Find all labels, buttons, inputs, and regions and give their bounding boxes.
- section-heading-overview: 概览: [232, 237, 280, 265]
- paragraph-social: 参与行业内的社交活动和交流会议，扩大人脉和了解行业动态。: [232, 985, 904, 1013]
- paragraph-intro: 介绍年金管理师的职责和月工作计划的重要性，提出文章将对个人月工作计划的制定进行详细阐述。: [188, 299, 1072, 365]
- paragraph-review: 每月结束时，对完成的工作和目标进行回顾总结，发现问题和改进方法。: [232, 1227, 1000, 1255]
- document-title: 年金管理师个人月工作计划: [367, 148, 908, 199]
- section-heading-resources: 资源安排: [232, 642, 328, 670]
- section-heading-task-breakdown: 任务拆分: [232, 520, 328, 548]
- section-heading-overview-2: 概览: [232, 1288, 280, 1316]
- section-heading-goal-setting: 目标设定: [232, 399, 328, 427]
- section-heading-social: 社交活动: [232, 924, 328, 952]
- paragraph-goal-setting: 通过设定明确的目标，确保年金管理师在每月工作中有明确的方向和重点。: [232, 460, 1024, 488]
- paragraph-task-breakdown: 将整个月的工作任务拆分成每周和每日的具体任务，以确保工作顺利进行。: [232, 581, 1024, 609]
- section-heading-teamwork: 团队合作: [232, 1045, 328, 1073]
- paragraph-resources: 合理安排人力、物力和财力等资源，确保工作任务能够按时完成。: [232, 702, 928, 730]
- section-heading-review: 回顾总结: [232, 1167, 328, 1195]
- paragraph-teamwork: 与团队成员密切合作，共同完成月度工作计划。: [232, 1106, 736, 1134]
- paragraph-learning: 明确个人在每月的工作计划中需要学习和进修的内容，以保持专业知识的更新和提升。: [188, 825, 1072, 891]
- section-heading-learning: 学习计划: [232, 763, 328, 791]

# # # # #

*The problem:* Please write out the data above again, line for line, with every character unchanged.

*Task result:*
Find all labels, buttons, inputs, and regions and give their bounding boxes.
- section-heading-overview: 概览: [232, 237, 280, 265]
- paragraph-social: 参与行业内的社交活动和交流会议，扩大人脉和了解行业动态。: [232, 985, 904, 1013]
- paragraph-intro: 介绍年金管理师的职责和月工作计划的重要性，提出文章将对个人月工作计划的制定进行详细阐述。: [188, 299, 1072, 365]
- paragraph-review: 每月结束时，对完成的工作和目标进行回顾总结，发现问题和改进方法。: [232, 1227, 1000, 1255]
- document-title: 年金管理师个人月工作计划: [367, 148, 908, 199]
- section-heading-resources: 资源安排: [232, 642, 328, 670]
- section-heading-task-breakdown: 任务拆分: [232, 520, 328, 548]
- section-heading-overview-2: 概览: [232, 1288, 280, 1316]
- section-heading-goal-setting: 目标设定: [232, 399, 328, 427]
- section-heading-social: 社交活动: [232, 924, 328, 952]
- paragraph-goal-setting: 通过设定明确的目标，确保年金管理师在每月工作中有明确的方向和重点。: [232, 460, 1024, 488]
- paragraph-task-breakdown: 将整个月的工作任务拆分成每周和每日的具体任务，以确保工作顺利进行。: [232, 581, 1024, 609]
- section-heading-teamwork: 团队合作: [232, 1045, 328, 1073]
- paragraph-resources: 合理安排人力、物力和财力等资源，确保工作任务能够按时完成。: [232, 702, 928, 730]
- section-heading-review: 回顾总结: [232, 1167, 328, 1195]
- paragraph-teamwork: 与团队成员密切合作，共同完成月度工作计划。: [232, 1106, 736, 1134]
- paragraph-learning: 明确个人在每月的工作计划中需要学习和进修的内容，以保持专业知识的更新和提升。: [188, 825, 1072, 891]
- section-heading-learning: 学习计划: [232, 763, 328, 791]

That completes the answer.